Mais plus inquiétant encore est le virage vers les drogues de synthèse. En 2023, 44 nouvelles substances psychoactives sont apparues dans 34 pays. Plus puissantes, moins détectables, plus lucratives. Le fentanyl, les nitazènes, les cannabinoïdes artificiels ou la 3-MMC n’ont pas besoin de champs de coca ou de pavot. Ils sortent des laboratoires et pénètrent les marchés à la vitesse d’un clic. À Maurice, des collégiens y ont accès pour quelques centaines de roupies. C’est une guerre silencieuse, une guerre numérique, chimique, insidieuse.

Et pourtant, face à ce constat accablant, la riposte reste timide, fragmentée, politisée. Des questions parlementaires balayées d’un revers de main. Une loi amendée dans l’urgence. Une commission d’enquête ignorée. Un ministère de l’Intérieur qui minimise. Un «Drug Czar» sans équipe. Une société civile fatiguée de crier la même chose depuis toujours.

## Données affichées:

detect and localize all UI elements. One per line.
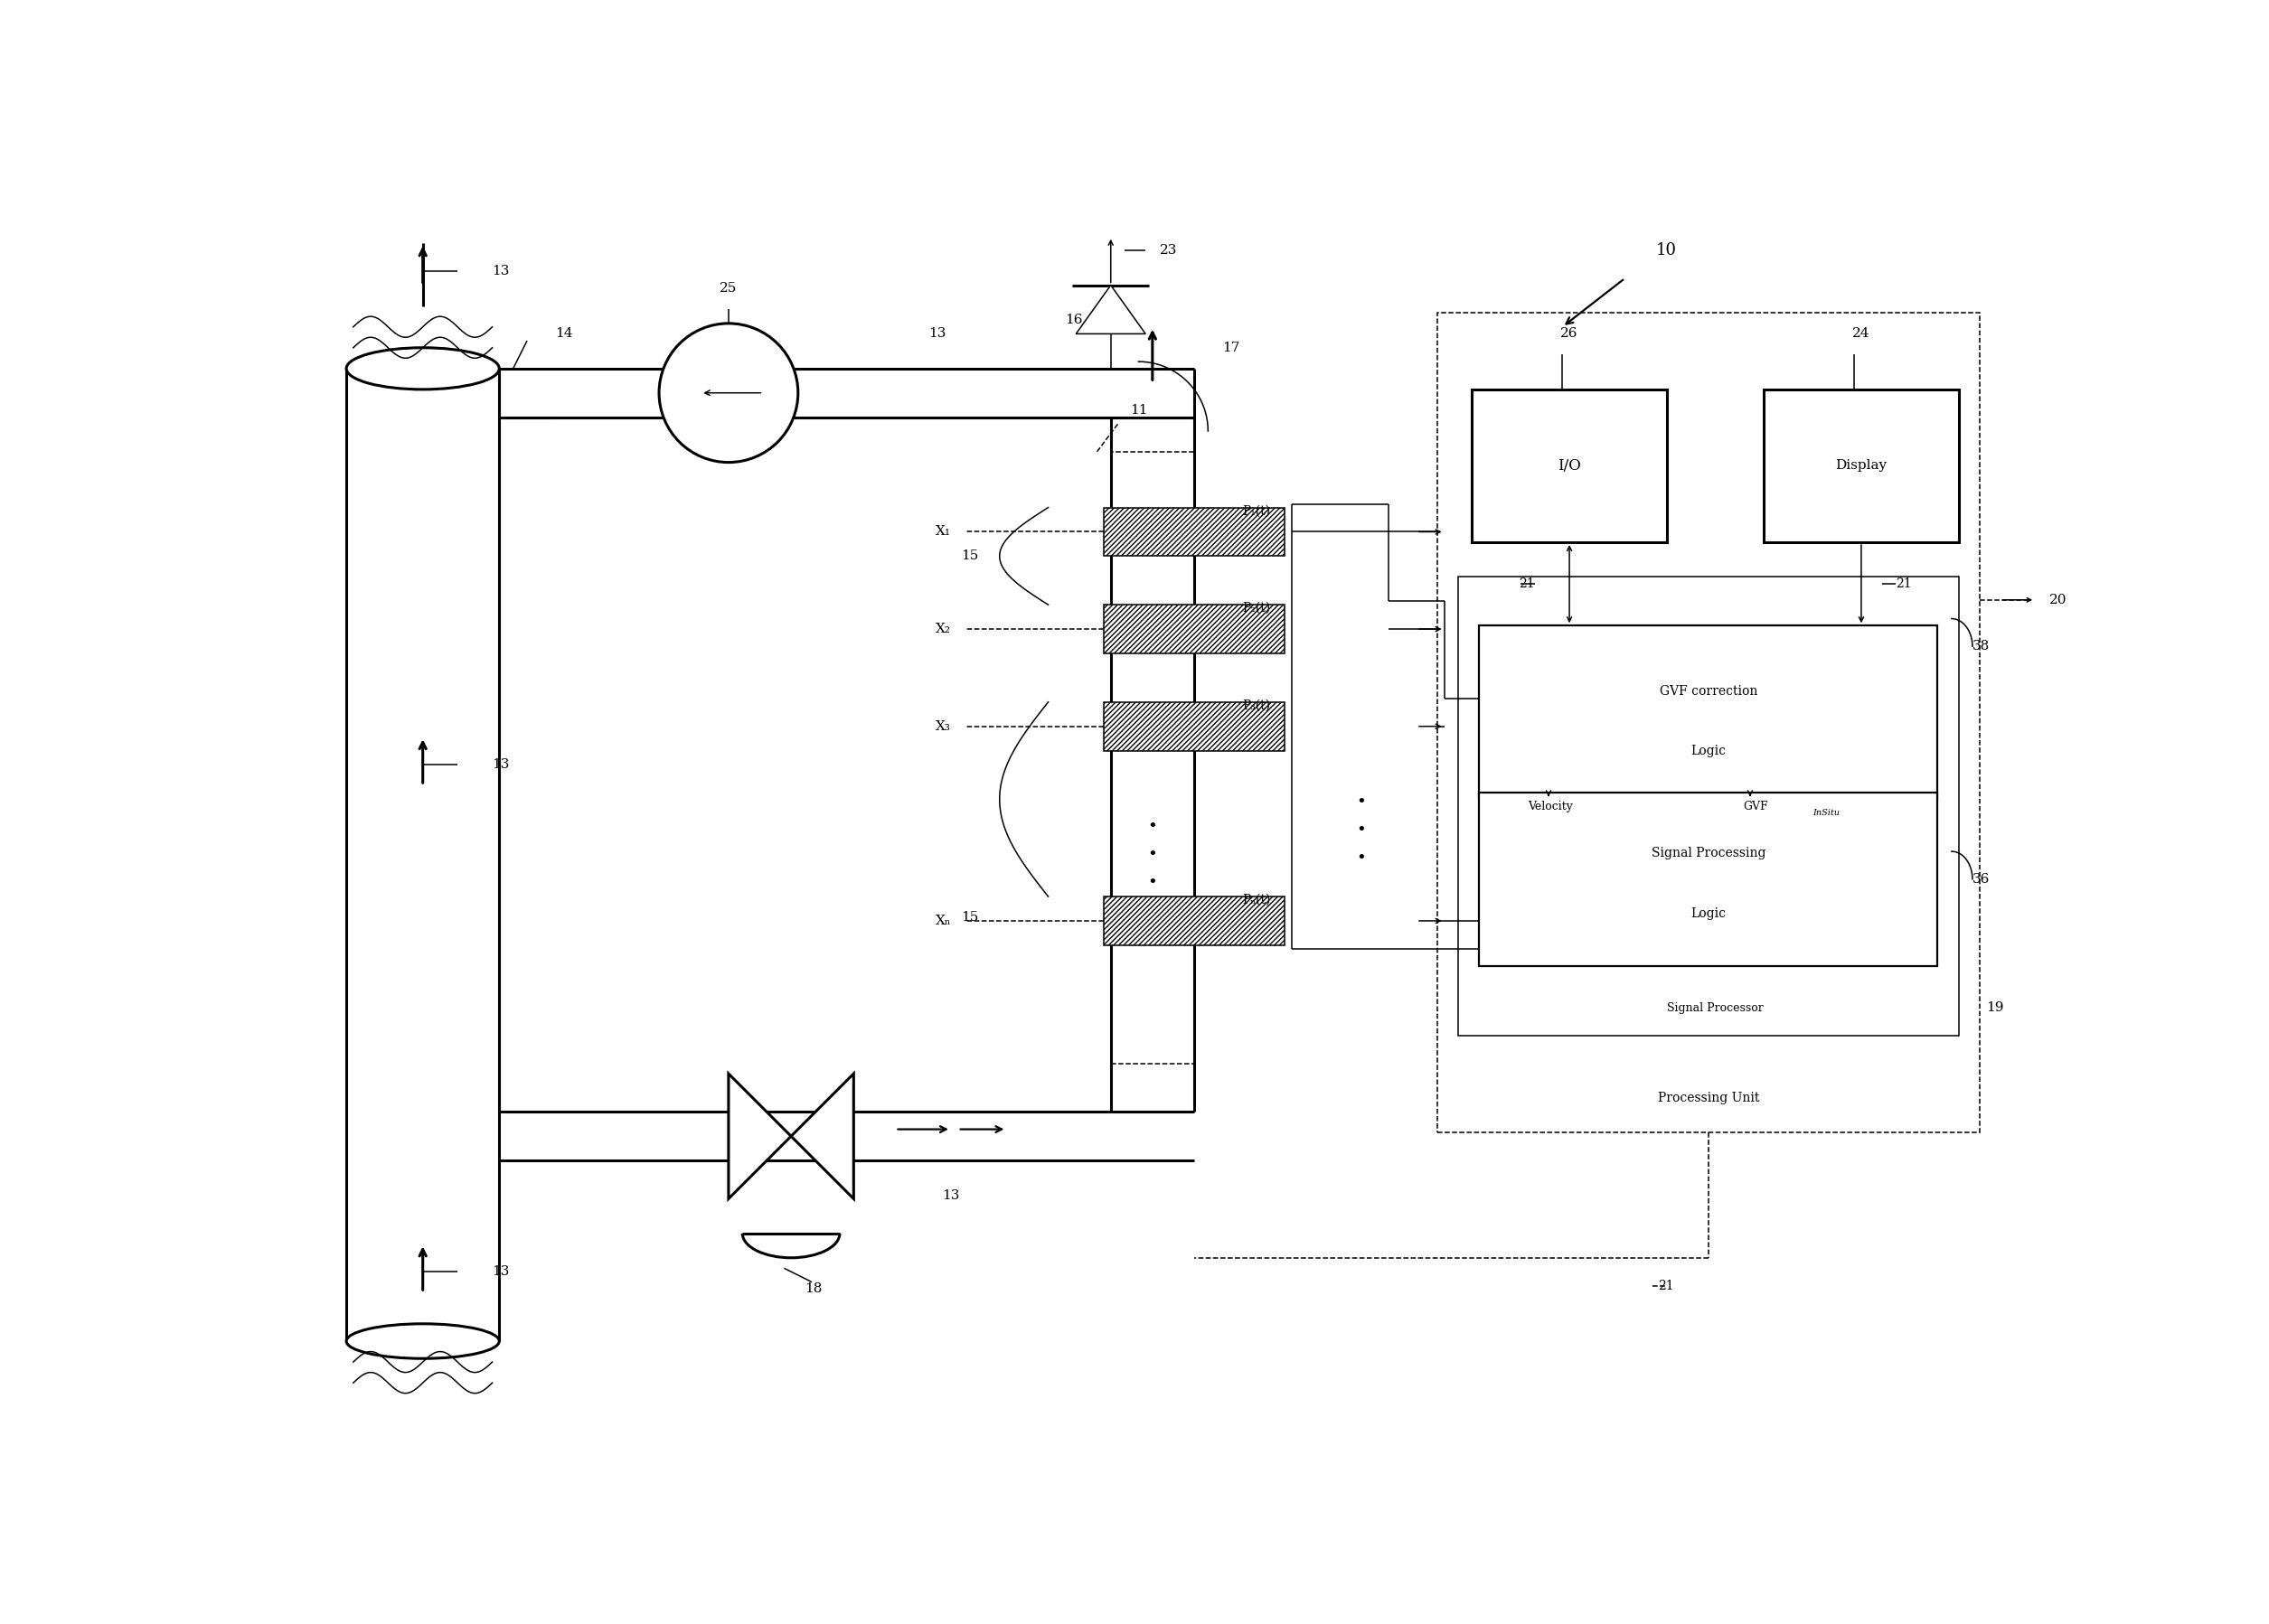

## Consignes de travail:
1. Selon le texte sur les drogues de synthèse, combien de nouvelles substances psychoactives sont apparues en 2023 ?
2. Extrayez du texte sur les drogues de synthèse le passage qui va de « Et pourtant, face » jusqu'à « chose depuis toujours. » inclus.
3. Prolongez le texte sur les drogues de synthèse au-delà de sa dernière phrase.

## Réponses:
1. 44 nouvelles substances psychoactives, dans 34 pays.

2.
Et pourtant, face à ce constat accablant, la riposte reste timide, fragmentée, politisée. Des questions parlementaires balayées d’un revers de main. Une loi amendée dans l’urgence. Une commission d’enquête ignorée. Un ministère de l’Intérieur qui minimise. Un «Drug Czar» sans équipe. Une société civile fatiguée de crier la même chose depuis toujours.

3.
Ce post-26 juin, il faut rappeler une vérité essentielle : le narcotrafic est l’ennemi n°1 de la République. Non pas par ses seuls effets destructeurs sur la santé, mais parce qu’il fragilise toutes les strates de l’État, de la police à la justice, des finances publiques au système éducatif. La lutte contre la drogue ne peut réussir qu’à trois conditions : 1) un financement politique propre, 2) une réforme de la police et des institutions judiciaires, 3) une coopération internationale transparente et coordonnée.

Sinon, les ripoux auront définitivement gagné. Et l’État mafieux que nous redoutons restera notre réalité.